Output the lines that follow exactly as they are.

-- begin Recorded information --

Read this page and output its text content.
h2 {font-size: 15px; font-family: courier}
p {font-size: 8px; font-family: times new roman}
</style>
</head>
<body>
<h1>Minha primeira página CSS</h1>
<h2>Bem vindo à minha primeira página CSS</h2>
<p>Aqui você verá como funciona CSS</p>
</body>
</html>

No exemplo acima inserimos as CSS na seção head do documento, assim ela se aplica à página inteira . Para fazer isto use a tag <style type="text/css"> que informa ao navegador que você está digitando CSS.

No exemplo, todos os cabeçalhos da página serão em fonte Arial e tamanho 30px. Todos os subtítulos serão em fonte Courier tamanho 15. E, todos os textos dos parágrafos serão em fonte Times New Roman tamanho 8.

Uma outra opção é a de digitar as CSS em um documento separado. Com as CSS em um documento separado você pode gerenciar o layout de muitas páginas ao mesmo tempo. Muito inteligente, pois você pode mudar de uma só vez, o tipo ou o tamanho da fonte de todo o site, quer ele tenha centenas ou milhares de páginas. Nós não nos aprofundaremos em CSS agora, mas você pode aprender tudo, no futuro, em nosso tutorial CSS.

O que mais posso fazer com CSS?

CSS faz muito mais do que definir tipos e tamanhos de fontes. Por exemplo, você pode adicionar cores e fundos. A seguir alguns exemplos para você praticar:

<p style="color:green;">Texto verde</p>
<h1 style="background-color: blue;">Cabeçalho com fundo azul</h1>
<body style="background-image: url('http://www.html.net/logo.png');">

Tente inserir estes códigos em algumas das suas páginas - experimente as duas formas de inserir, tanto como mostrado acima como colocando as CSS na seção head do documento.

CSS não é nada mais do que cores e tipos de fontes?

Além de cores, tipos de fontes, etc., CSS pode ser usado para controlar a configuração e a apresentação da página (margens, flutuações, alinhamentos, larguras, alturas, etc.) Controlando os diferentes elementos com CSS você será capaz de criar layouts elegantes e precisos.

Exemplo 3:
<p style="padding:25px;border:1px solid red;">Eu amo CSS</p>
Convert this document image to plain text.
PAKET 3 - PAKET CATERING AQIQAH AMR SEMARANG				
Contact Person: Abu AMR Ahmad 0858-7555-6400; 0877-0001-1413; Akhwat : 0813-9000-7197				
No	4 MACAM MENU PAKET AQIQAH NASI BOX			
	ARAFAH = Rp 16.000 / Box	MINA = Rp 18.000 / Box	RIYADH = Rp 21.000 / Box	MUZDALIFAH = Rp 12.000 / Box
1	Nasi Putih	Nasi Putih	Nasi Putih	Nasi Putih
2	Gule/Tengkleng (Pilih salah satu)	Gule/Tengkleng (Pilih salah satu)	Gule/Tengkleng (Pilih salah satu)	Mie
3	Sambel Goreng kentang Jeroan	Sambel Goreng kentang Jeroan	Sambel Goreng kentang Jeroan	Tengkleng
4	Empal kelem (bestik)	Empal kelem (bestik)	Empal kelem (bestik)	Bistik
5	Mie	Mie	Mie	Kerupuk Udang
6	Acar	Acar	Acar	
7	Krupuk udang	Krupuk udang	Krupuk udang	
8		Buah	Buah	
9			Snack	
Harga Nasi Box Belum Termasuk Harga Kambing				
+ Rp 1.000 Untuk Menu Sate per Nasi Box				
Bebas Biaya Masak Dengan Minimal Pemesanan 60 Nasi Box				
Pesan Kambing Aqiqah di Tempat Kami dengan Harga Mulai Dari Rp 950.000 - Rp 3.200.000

-- end Recorded information --

Answer in full:
Read this page and output its text content.
h2 {font-size: 15px; font-family: courier}
p {font-size: 8px; font-family: times new roman}
</style>
</head>
<body>
<h1>Minha primeira página CSS</h1>
<h2>Bem vindo à minha primeira página CSS</h2>
<p>Aqui você verá como funciona CSS</p>
</body>
</html>

No exemplo acima inserimos as CSS na seção head do documento, assim ela se aplica à página inteira . Para fazer isto use a tag <style type="text/css"> que informa ao navegador que você está digitando CSS.

No exemplo, todos os cabeçalhos da página serão em fonte Arial e tamanho 30px. Todos os subtítulos serão em fonte Courier tamanho 15. E, todos os textos dos parágrafos serão em fonte Times New Roman tamanho 8.

Uma outra opção é a de digitar as CSS em um documento separado. Com as CSS em um documento separado você pode gerenciar o layout de muitas páginas ao mesmo tempo. Muito inteligente, pois você pode mudar de uma só vez, o tipo ou o tamanho da fonte de todo o site, quer ele tenha centenas ou milhares de páginas. Nós não nos aprofundaremos em CSS agora, mas você pode aprender tudo, no futuro, em nosso tutorial CSS.

O que mais posso fazer com CSS?

CSS faz muito mais do que definir tipos e tamanhos de fontes. Por exemplo, você pode adicionar cores e fundos. A seguir alguns exemplos para você praticar:

<p style="color:green;">Texto verde</p>
<h1 style="background-color: blue;">Cabeçalho com fundo azul</h1>
<body style="background-image: url('http://www.html.net/logo.png');">

Tente inserir estes códigos em algumas das suas páginas - experimente as duas formas de inserir, tanto como mostrado acima como colocando as CSS na seção head do documento.

CSS não é nada mais do que cores e tipos de fontes?

Além de cores, tipos de fontes, etc., CSS pode ser usado para controlar a configuração e a apresentação da página (margens, flutuações, alinhamentos, larguras, alturas, etc.) Controlando os diferentes elementos com CSS você será capaz de criar layouts elegantes e precisos.

Exemplo 3:
<p style="padding:25px;border:1px solid red;">Eu amo CSS</p>
Convert this document image to plain text.
PAKET 3 - PAKET CATERING AQIQAH AMR SEMARANG				
Contact Person: Abu AMR Ahmad 0858-7555-6400; 0877-0001-1413; Akhwat : 0813-9000-7197				
No	4 MACAM MENU PAKET AQIQAH NASI BOX			
	ARAFAH = Rp 16.000 / Box	MINA = Rp 18.000 / Box	RIYADH = Rp 21.000 / Box	MUZDALIFAH = Rp 12.000 / Box
1	Nasi Putih	Nasi Putih	Nasi Putih	Nasi Putih
2	Gule/Tengkleng (Pilih salah satu)	Gule/Tengkleng (Pilih salah satu)	Gule/Tengkleng (Pilih salah satu)	Mie
3	Sambel Goreng kentang Jeroan	Sambel Goreng kentang Jeroan	Sambel Goreng kentang Jeroan	Tengkleng
4	Empal kelem (bestik)	Empal kelem (bestik)	Empal kelem (bestik)	Bistik
5	Mie	Mie	Mie	Kerupuk Udang
6	Acar	Acar	Acar	
7	Krupuk udang	Krupuk udang	Krupuk udang	
8		Buah	Buah	
9			Snack	
Harga Nasi Box Belum Termasuk Harga Kambing				
+ Rp 1.000 Untuk Menu Sate per Nasi Box				
Bebas Biaya Masak Dengan Minimal Pemesanan 60 Nasi Box				
Pesan Kambing Aqiqah di Tempat Kami dengan Harga Mulai Dari Rp 950.000 - Rp 3.200.000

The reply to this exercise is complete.